Written exercise - Output the material beneath exactly, leaving nothing out.

Data shown -
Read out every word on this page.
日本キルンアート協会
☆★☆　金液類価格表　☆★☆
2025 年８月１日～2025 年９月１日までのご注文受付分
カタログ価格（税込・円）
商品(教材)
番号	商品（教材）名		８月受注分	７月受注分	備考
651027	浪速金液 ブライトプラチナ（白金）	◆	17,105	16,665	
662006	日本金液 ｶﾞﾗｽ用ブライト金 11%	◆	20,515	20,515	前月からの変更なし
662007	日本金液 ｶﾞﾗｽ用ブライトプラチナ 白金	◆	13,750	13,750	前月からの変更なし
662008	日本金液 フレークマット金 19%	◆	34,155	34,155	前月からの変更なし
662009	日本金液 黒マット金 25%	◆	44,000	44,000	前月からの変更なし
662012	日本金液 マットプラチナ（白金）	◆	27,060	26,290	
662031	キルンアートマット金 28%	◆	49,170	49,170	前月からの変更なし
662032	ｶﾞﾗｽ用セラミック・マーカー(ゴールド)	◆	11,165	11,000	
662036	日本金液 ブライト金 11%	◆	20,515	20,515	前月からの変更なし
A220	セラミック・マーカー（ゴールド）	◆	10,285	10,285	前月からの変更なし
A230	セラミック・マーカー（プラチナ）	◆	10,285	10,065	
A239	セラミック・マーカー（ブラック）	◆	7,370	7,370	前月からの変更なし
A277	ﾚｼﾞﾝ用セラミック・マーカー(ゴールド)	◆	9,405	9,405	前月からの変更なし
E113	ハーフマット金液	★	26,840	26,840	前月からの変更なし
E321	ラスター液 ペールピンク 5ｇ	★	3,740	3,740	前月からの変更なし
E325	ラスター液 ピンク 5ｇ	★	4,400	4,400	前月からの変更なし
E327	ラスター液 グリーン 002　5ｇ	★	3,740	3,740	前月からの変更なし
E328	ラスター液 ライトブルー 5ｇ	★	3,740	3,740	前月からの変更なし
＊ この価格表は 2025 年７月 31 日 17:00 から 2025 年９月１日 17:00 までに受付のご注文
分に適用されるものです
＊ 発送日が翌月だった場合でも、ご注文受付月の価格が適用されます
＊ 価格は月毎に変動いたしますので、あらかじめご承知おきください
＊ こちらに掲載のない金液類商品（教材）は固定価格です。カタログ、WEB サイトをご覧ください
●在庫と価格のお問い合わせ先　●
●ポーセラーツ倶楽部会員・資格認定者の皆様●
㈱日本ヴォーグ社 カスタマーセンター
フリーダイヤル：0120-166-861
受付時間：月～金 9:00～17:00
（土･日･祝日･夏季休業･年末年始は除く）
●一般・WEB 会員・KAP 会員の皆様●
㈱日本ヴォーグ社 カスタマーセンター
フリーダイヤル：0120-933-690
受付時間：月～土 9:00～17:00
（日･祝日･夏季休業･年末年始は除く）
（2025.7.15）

Response below -
Read out every word on this page.
日本キルンアート協会
☆★☆　金液類価格表　☆★☆
2025 年８月１日～2025 年９月１日までのご注文受付分
カタログ価格（税込・円）
商品(教材)
番号	商品（教材）名		８月受注分	７月受注分	備考
651027	浪速金液 ブライトプラチナ（白金）	◆	17,105	16,665	
662006	日本金液 ｶﾞﾗｽ用ブライト金 11%	◆	20,515	20,515	前月からの変更なし
662007	日本金液 ｶﾞﾗｽ用ブライトプラチナ 白金	◆	13,750	13,750	前月からの変更なし
662008	日本金液 フレークマット金 19%	◆	34,155	34,155	前月からの変更なし
662009	日本金液 黒マット金 25%	◆	44,000	44,000	前月からの変更なし
662012	日本金液 マットプラチナ（白金）	◆	27,060	26,290	
662031	キルンアートマット金 28%	◆	49,170	49,170	前月からの変更なし
662032	ｶﾞﾗｽ用セラミック・マーカー(ゴールド)	◆	11,165	11,000	
662036	日本金液 ブライト金 11%	◆	20,515	20,515	前月からの変更なし
A220	セラミック・マーカー（ゴールド）	◆	10,285	10,285	前月からの変更なし
A230	セラミック・マーカー（プラチナ）	◆	10,285	10,065	
A239	セラミック・マーカー（ブラック）	◆	7,370	7,370	前月からの変更なし
A277	ﾚｼﾞﾝ用セラミック・マーカー(ゴールド)	◆	9,405	9,405	前月からの変更なし
E113	ハーフマット金液	★	26,840	26,840	前月からの変更なし
E321	ラスター液 ペールピンク 5ｇ	★	3,740	3,740	前月からの変更なし
E325	ラスター液 ピンク 5ｇ	★	4,400	4,400	前月からの変更なし
E327	ラスター液 グリーン 002　5ｇ	★	3,740	3,740	前月からの変更なし
E328	ラスター液 ライトブルー 5ｇ	★	3,740	3,740	前月からの変更なし
＊ この価格表は 2025 年７月 31 日 17:00 から 2025 年９月１日 17:00 までに受付のご注文
分に適用されるものです
＊ 発送日が翌月だった場合でも、ご注文受付月の価格が適用されます
＊ 価格は月毎に変動いたしますので、あらかじめご承知おきください
＊ こちらに掲載のない金液類商品（教材）は固定価格です。カタログ、WEB サイトをご覧ください
●在庫と価格のお問い合わせ先　●
●ポーセラーツ倶楽部会員・資格認定者の皆様●
㈱日本ヴォーグ社 カスタマーセンター
フリーダイヤル：0120-166-861
受付時間：月～金 9:00～17:00
（土･日･祝日･夏季休業･年末年始は除く）
●一般・WEB 会員・KAP 会員の皆様●
㈱日本ヴォーグ社 カスタマーセンター
フリーダイヤル：0120-933-690
受付時間：月～土 9:00～17:00
（日･祝日･夏季休業･年末年始は除く）
（2025.7.15）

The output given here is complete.